## [Set task]
Pick out each line containing the string "utilisateur" and copy it.

-- BEGIN Records --

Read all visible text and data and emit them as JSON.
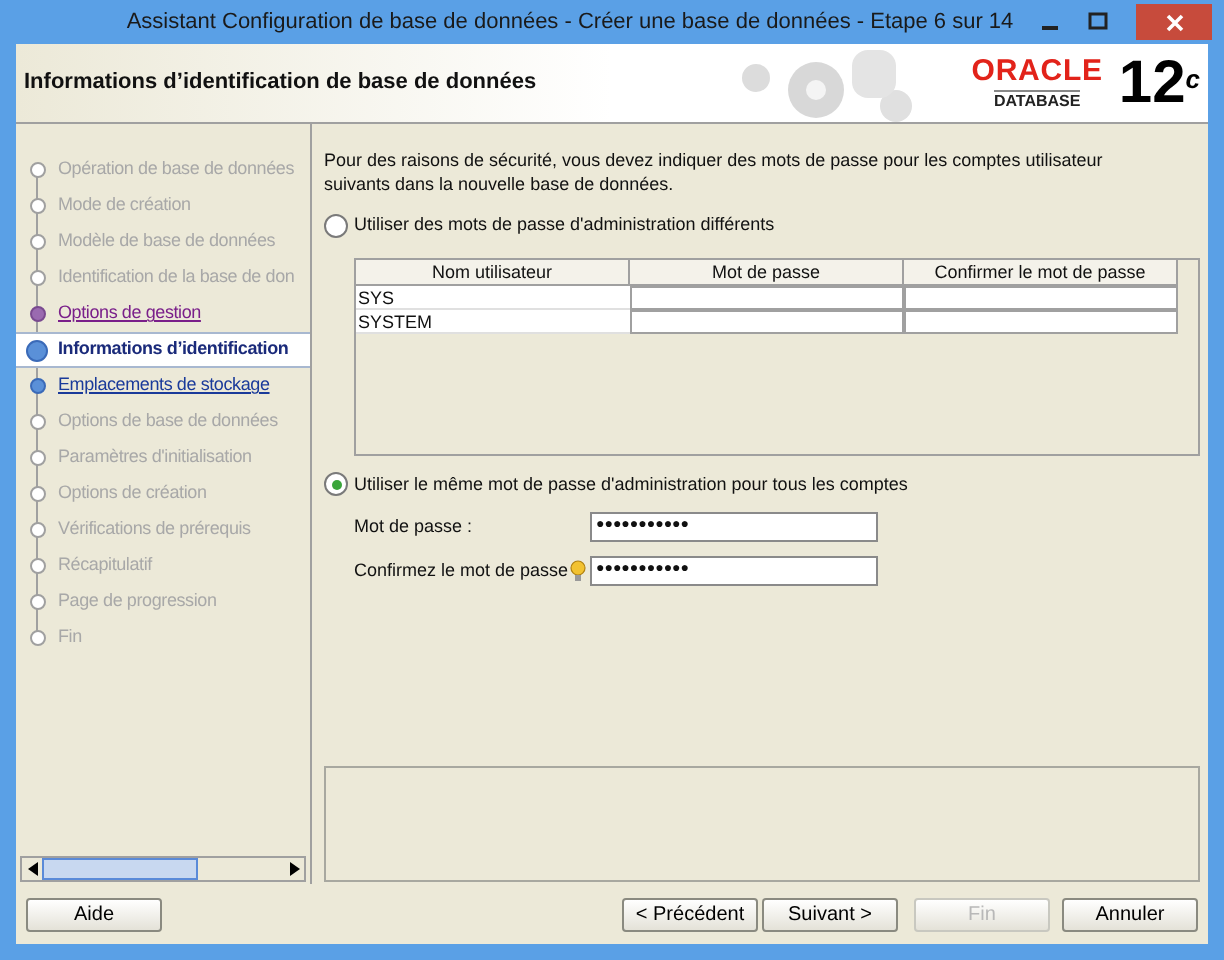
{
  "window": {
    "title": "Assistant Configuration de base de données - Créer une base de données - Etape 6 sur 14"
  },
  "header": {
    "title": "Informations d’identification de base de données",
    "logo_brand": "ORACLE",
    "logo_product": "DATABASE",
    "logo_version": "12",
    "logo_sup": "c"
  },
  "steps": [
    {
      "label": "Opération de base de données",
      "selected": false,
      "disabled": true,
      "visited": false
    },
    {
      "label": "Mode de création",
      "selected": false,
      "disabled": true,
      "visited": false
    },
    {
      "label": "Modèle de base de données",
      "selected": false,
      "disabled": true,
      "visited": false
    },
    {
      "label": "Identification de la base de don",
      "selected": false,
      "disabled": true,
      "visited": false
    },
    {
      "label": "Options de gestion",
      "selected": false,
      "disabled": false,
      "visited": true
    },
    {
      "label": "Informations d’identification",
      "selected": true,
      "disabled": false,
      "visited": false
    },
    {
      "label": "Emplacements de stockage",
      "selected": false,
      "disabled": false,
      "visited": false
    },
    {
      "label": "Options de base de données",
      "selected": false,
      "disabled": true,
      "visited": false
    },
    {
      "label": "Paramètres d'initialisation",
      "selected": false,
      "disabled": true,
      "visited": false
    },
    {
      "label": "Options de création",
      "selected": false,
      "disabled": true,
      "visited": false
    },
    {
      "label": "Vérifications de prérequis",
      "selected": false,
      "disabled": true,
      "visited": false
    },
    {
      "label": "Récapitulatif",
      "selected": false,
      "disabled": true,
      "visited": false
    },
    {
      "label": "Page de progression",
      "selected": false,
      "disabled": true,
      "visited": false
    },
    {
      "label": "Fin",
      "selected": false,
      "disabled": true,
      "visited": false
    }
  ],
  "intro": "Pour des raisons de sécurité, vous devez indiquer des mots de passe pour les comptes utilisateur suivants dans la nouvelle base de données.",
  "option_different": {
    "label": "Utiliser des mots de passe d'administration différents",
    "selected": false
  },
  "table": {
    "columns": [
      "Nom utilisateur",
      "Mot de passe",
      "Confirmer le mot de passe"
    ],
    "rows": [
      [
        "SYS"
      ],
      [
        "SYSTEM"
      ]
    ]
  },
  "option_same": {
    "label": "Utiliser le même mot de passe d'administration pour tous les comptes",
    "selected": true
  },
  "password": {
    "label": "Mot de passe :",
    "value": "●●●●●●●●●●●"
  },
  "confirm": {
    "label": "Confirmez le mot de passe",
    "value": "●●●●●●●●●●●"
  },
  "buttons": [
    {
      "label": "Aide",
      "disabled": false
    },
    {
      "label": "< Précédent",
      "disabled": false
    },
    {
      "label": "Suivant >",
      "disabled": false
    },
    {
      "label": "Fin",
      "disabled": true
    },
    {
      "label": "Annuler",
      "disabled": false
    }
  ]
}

-- END Records --
-- BEGIN Records --

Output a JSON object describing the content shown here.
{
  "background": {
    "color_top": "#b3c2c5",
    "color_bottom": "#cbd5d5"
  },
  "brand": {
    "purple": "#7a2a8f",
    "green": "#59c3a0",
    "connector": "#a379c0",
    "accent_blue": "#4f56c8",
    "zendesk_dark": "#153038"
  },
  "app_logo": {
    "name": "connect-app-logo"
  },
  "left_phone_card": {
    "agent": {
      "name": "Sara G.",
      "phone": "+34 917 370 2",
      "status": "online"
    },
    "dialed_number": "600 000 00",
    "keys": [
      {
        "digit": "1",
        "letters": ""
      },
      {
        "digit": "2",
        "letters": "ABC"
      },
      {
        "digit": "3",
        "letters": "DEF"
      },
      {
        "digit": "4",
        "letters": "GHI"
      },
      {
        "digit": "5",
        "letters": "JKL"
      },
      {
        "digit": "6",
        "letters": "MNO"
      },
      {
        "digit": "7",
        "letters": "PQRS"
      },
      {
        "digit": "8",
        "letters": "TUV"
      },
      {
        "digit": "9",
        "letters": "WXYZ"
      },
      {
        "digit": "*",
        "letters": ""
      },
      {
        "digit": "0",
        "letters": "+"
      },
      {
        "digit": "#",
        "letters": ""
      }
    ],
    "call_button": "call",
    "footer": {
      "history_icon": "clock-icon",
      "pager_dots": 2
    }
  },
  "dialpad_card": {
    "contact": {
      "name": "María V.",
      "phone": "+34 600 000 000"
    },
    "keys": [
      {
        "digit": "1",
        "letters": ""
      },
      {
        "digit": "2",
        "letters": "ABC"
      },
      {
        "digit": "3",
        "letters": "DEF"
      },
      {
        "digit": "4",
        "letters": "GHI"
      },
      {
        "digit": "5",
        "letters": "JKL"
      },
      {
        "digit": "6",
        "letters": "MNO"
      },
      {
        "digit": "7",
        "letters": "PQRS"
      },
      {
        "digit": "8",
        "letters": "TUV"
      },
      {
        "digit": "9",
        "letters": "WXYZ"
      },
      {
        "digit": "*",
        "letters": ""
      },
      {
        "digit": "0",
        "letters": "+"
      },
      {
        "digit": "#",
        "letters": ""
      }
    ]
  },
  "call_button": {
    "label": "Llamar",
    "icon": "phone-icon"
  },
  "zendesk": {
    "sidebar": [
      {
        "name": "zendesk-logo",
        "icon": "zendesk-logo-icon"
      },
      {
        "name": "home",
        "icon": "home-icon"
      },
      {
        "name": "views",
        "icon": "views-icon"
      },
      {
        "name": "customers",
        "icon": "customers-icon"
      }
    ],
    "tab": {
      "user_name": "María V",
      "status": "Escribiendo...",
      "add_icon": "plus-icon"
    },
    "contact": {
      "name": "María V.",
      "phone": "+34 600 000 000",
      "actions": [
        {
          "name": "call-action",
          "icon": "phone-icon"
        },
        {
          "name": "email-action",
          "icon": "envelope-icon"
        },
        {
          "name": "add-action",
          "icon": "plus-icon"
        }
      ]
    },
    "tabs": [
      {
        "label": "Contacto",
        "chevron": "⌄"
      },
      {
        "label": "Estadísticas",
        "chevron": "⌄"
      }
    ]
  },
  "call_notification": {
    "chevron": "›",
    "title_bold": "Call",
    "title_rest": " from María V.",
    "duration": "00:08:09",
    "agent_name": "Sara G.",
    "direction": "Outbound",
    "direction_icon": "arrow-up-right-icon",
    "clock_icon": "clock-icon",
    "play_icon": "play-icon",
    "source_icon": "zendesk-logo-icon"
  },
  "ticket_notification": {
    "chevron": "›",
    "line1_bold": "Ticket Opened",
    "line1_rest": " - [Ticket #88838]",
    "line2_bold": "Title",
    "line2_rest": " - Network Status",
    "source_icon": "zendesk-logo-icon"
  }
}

-- END Records --

## [Correct result]
  "intro": "Pour des raisons de sécurité, vous devez indiquer des mots de passe pour les comptes utilisateur suivants dans la nouvelle base de données.",
      "Nom utilisateur",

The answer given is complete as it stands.